• _EXTRACTED DATA_
━━━━━━━━━━━━━━━━━━━━━━━━━━━━━━
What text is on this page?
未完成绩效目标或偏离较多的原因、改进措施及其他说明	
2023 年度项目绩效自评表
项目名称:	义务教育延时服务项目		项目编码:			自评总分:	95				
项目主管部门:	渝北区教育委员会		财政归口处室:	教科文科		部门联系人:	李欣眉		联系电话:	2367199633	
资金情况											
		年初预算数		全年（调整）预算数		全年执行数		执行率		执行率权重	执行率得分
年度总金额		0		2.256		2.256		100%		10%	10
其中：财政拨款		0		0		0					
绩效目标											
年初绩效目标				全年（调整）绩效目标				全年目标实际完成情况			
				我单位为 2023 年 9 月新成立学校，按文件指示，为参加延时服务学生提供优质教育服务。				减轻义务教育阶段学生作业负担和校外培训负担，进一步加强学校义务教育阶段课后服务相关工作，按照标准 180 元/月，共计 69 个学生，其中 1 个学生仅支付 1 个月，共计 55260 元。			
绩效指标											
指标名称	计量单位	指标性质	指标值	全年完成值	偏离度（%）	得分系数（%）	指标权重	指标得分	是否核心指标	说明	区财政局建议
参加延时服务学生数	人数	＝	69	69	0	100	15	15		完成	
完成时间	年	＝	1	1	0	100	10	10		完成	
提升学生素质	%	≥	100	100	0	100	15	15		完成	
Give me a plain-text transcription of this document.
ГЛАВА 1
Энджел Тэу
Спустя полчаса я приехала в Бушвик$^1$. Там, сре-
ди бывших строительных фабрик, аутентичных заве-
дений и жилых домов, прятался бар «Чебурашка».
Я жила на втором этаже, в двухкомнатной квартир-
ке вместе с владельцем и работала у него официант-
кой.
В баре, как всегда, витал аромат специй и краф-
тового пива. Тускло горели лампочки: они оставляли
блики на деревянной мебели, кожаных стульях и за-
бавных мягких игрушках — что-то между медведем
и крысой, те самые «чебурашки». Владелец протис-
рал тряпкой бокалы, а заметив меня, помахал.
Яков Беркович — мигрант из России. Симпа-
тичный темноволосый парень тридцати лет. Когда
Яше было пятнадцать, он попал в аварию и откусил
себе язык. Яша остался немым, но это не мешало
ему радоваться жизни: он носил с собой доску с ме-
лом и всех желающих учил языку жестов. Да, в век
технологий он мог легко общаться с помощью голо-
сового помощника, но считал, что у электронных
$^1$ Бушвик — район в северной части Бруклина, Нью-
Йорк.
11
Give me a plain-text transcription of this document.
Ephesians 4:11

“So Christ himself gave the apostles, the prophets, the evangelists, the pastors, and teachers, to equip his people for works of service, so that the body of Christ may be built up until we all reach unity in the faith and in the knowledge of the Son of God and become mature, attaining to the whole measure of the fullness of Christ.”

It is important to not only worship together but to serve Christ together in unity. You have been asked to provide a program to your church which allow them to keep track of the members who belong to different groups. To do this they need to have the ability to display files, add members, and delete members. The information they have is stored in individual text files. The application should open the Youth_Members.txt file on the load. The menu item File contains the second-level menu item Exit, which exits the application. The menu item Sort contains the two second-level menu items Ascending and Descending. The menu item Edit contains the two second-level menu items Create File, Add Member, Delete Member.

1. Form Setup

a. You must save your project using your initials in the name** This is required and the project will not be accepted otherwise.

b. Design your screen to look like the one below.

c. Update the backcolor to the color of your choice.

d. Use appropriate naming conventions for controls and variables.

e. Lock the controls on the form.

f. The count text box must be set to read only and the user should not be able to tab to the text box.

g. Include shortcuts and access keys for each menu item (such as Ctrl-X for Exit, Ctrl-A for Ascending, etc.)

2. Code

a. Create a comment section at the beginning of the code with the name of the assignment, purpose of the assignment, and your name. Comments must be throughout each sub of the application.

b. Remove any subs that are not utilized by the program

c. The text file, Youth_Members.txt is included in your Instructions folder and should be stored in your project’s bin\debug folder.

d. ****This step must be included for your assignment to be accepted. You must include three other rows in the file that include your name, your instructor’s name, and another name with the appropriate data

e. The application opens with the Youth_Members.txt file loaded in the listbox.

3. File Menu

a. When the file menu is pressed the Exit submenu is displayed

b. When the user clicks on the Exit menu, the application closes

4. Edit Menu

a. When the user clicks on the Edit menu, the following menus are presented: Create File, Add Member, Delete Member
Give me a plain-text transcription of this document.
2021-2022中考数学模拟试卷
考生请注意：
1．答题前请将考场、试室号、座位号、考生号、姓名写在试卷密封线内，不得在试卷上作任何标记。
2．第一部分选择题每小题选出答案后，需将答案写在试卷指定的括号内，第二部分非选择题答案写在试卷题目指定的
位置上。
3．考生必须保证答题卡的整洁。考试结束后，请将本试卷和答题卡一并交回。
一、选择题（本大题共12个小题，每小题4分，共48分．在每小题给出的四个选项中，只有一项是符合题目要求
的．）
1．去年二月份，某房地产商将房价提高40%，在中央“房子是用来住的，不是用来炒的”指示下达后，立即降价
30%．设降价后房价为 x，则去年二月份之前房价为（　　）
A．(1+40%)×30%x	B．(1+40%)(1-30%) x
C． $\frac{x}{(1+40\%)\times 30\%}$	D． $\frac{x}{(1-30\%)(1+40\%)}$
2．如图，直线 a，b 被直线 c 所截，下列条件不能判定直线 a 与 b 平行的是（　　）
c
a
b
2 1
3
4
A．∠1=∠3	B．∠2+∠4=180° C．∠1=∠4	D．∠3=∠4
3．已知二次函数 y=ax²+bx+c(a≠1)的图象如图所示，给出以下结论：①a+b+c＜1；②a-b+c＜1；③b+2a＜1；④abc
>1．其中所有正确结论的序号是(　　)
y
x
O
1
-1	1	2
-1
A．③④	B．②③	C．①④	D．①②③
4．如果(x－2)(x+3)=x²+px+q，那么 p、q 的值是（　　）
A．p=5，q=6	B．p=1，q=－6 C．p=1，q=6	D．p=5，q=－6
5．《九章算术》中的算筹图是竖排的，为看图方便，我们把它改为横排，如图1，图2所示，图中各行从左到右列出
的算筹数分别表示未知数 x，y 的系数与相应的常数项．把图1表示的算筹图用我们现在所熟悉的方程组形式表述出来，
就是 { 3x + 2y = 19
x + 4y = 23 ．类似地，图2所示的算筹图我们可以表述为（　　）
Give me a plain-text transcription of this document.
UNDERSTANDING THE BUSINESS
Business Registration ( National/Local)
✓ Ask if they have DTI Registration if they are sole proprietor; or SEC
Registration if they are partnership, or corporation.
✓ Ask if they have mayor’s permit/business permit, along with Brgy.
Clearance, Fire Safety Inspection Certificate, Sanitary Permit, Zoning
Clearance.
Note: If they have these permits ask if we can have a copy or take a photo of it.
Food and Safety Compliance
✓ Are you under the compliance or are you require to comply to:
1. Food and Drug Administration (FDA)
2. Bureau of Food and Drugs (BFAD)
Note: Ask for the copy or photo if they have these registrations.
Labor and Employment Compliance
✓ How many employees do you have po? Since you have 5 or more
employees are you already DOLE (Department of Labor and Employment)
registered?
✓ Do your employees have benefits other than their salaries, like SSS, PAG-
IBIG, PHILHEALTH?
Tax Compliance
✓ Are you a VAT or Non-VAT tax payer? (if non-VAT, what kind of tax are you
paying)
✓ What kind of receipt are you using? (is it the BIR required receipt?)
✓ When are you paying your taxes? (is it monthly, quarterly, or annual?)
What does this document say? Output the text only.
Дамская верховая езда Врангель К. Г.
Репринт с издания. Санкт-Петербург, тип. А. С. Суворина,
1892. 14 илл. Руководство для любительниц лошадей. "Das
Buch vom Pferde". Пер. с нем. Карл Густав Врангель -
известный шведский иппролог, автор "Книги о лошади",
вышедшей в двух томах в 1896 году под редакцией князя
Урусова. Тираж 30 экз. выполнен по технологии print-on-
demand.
━━━━━━━━━━━━━━━━━━━━━━━━━━━━━━
• _EXERCISE DIRECTIONS_
Give the listing above again, word for word.

• _SOLUTION FOR THIS TASK_
What text is on this page?
未完成绩效目标或偏离较多的原因、改进措施及其他说明	
2023 年度项目绩效自评表
项目名称:	义务教育延时服务项目		项目编码:			自评总分:	95				
项目主管部门:	渝北区教育委员会		财政归口处室:	教科文科		部门联系人:	李欣眉		联系电话:	2367199633	
资金情况											
		年初预算数		全年（调整）预算数		全年执行数		执行率		执行率权重	执行率得分
年度总金额		0		2.256		2.256		100%		10%	10
其中：财政拨款		0		0		0					
绩效目标											
年初绩效目标				全年（调整）绩效目标				全年目标实际完成情况			
				我单位为 2023 年 9 月新成立学校，按文件指示，为参加延时服务学生提供优质教育服务。				减轻义务教育阶段学生作业负担和校外培训负担，进一步加强学校义务教育阶段课后服务相关工作，按照标准 180 元/月，共计 69 个学生，其中 1 个学生仅支付 1 个月，共计 55260 元。			
绩效指标											
指标名称	计量单位	指标性质	指标值	全年完成值	偏离度（%）	得分系数（%）	指标权重	指标得分	是否核心指标	说明	区财政局建议
参加延时服务学生数	人数	＝	69	69	0	100	15	15		完成	
完成时间	年	＝	1	1	0	100	10	10		完成	
提升学生素质	%	≥	100	100	0	100	15	15		完成	
Give me a plain-text transcription of this document.
ГЛАВА 1
Энджел Тэу
Спустя полчаса я приехала в Бушвик$^1$. Там, сре-
ди бывших строительных фабрик, аутентичных заве-
дений и жилых домов, прятался бар «Чебурашка».
Я жила на втором этаже, в двухкомнатной квартир-
ке вместе с владельцем и работала у него официант-
кой.
В баре, как всегда, витал аромат специй и краф-
тового пива. Тускло горели лампочки: они оставляли
блики на деревянной мебели, кожаных стульях и за-
бавных мягких игрушках — что-то между медведем
и крысой, те самые «чебурашки». Владелец протис-
рал тряпкой бокалы, а заметив меня, помахал.
Яков Беркович — мигрант из России. Симпа-
тичный темноволосый парень тридцати лет. Когда
Яше было пятнадцать, он попал в аварию и откусил
себе язык. Яша остался немым, но это не мешало
ему радоваться жизни: он носил с собой доску с ме-
лом и всех желающих учил языку жестов. Да, в век
технологий он мог легко общаться с помощью голо-
сового помощника, но считал, что у электронных
$^1$ Бушвик — район в северной части Бруклина, Нью-
Йорк.
11
Give me a plain-text transcription of this document.
Ephesians 4:11

“So Christ himself gave the apostles, the prophets, the evangelists, the pastors, and teachers, to equip his people for works of service, so that the body of Christ may be built up until we all reach unity in the faith and in the knowledge of the Son of God and become mature, attaining to the whole measure of the fullness of Christ.”

It is important to not only worship together but to serve Christ together in unity. You have been asked to provide a program to your church which allow them to keep track of the members who belong to different groups. To do this they need to have the ability to display files, add members, and delete members. The information they have is stored in individual text files. The application should open the Youth_Members.txt file on the load. The menu item File contains the second-level menu item Exit, which exits the application. The menu item Sort contains the two second-level menu items Ascending and Descending. The menu item Edit contains the two second-level menu items Create File, Add Member, Delete Member.

1. Form Setup

a. You must save your project using your initials in the name** This is required and the project will not be accepted otherwise.

b. Design your screen to look like the one below.

c. Update the backcolor to the color of your choice.

d. Use appropriate naming conventions for controls and variables.

e. Lock the controls on the form.

f. The count text box must be set to read only and the user should not be able to tab to the text box.

g. Include shortcuts and access keys for each menu item (such as Ctrl-X for Exit, Ctrl-A for Ascending, etc.)

2. Code

a. Create a comment section at the beginning of the code with the name of the assignment, purpose of the assignment, and your name. Comments must be throughout each sub of the application.

b. Remove any subs that are not utilized by the program

c. The text file, Youth_Members.txt is included in your Instructions folder and should be stored in your project’s bin\debug folder.

d. ****This step must be included for your assignment to be accepted. You must include three other rows in the file that include your name, your instructor’s name, and another name with the appropriate data

e. The application opens with the Youth_Members.txt file loaded in the listbox.

3. File Menu

a. When the file menu is pressed the Exit submenu is displayed

b. When the user clicks on the Exit menu, the application closes

4. Edit Menu

a. When the user clicks on the Edit menu, the following menus are presented: Create File, Add Member, Delete Member
Give me a plain-text transcription of this document.
2021-2022中考数学模拟试卷
考生请注意：
1．答题前请将考场、试室号、座位号、考生号、姓名写在试卷密封线内，不得在试卷上作任何标记。
2．第一部分选择题每小题选出答案后，需将答案写在试卷指定的括号内，第二部分非选择题答案写在试卷题目指定的
位置上。
3．考生必须保证答题卡的整洁。考试结束后，请将本试卷和答题卡一并交回。
一、选择题（本大题共12个小题，每小题4分，共48分．在每小题给出的四个选项中，只有一项是符合题目要求
的．）
1．去年二月份，某房地产商将房价提高40%，在中央“房子是用来住的，不是用来炒的”指示下达后，立即降价
30%．设降价后房价为 x，则去年二月份之前房价为（　　）
A．(1+40%)×30%x	B．(1+40%)(1-30%) x
C． $\frac{x}{(1+40\%)\times 30\%}$	D． $\frac{x}{(1-30\%)(1+40\%)}$
2．如图，直线 a，b 被直线 c 所截，下列条件不能判定直线 a 与 b 平行的是（　　）
c
a
b
2 1
3
4
A．∠1=∠3	B．∠2+∠4=180° C．∠1=∠4	D．∠3=∠4
3．已知二次函数 y=ax²+bx+c(a≠1)的图象如图所示，给出以下结论：①a+b+c＜1；②a-b+c＜1；③b+2a＜1；④abc
>1．其中所有正确结论的序号是(　　)
y
x
O
1
-1	1	2
-1
A．③④	B．②③	C．①④	D．①②③
4．如果(x－2)(x+3)=x²+px+q，那么 p、q 的值是（　　）
A．p=5，q=6	B．p=1，q=－6 C．p=1，q=6	D．p=5，q=－6
5．《九章算术》中的算筹图是竖排的，为看图方便，我们把它改为横排，如图1，图2所示，图中各行从左到右列出
的算筹数分别表示未知数 x，y 的系数与相应的常数项．把图1表示的算筹图用我们现在所熟悉的方程组形式表述出来，
就是 { 3x + 2y = 19
x + 4y = 23 ．类似地，图2所示的算筹图我们可以表述为（　　）
Give me a plain-text transcription of this document.
UNDERSTANDING THE BUSINESS
Business Registration ( National/Local)
✓ Ask if they have DTI Registration if they are sole proprietor; or SEC
Registration if they are partnership, or corporation.
✓ Ask if they have mayor’s permit/business permit, along with Brgy.
Clearance, Fire Safety Inspection Certificate, Sanitary Permit, Zoning
Clearance.
Note: If they have these permits ask if we can have a copy or take a photo of it.
Food and Safety Compliance
✓ Are you under the compliance or are you require to comply to:
1. Food and Drug Administration (FDA)
2. Bureau of Food and Drugs (BFAD)
Note: Ask for the copy or photo if they have these registrations.
Labor and Employment Compliance
✓ How many employees do you have po? Since you have 5 or more
employees are you already DOLE (Department of Labor and Employment)
registered?
✓ Do your employees have benefits other than their salaries, like SSS, PAG-
IBIG, PHILHEALTH?
Tax Compliance
✓ Are you a VAT or Non-VAT tax payer? (if non-VAT, what kind of tax are you
paying)
✓ What kind of receipt are you using? (is it the BIR required receipt?)
✓ When are you paying your taxes? (is it monthly, quarterly, or annual?)
What does this document say? Output the text only.
Дамская верховая езда Врангель К. Г.
Репринт с издания. Санкт-Петербург, тип. А. С. Суворина,
1892. 14 илл. Руководство для любительниц лошадей. "Das
Buch vom Pferde". Пер. с нем. Карл Густав Врангель -
известный шведский иппролог, автор "Книги о лошади",
вышедшей в двух томах в 1896 году под редакцией князя
Урусова. Тираж 30 экз. выполнен по технологии print-on-
demand.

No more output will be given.